▶ Work to do
Select the lines that hold the word "Spain" and copy each one.

▶ Listing
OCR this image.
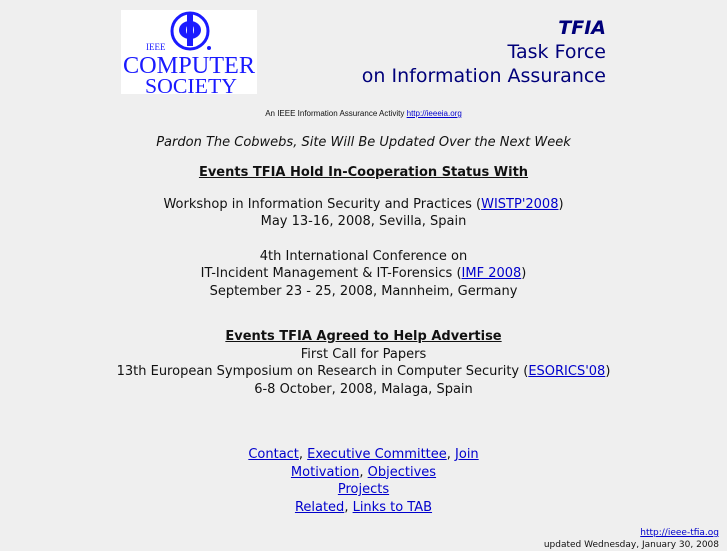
IEEE
COMPUTER
SOCIETY
TFIA
Task Force
on Information Assurance
An IEEE Information Assurance Activity http://ieeeia.org
Pardon The Cobwebs, Site Will Be Updated Over the Next Week
Events TFIA Hold In-Cooperation Status With
Workshop in Information Security and Practices (WISTP'2008)
May 13-16, 2008, Sevilla, Spain
4th International Conference on
IT-Incident Management & IT-Forensics (IMF 2008)
September 23 - 25, 2008, Mannheim, Germany
Events TFIA Agreed to Help Advertise
First Call for Papers
13th European Symposium on Research in Computer Security (ESORICS'08)
6-8 October, 2008, Malaga, Spain
Contact, Executive Committee, Join
Motivation, Objectives
Projects
Related, Links to TAB
http://ieee-tfia.og
updated Wednesday, January 30, 2008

▶ Expected answer
May 13-16, 2008, Sevilla, Spain
6-8 October, 2008, Malaga, Spain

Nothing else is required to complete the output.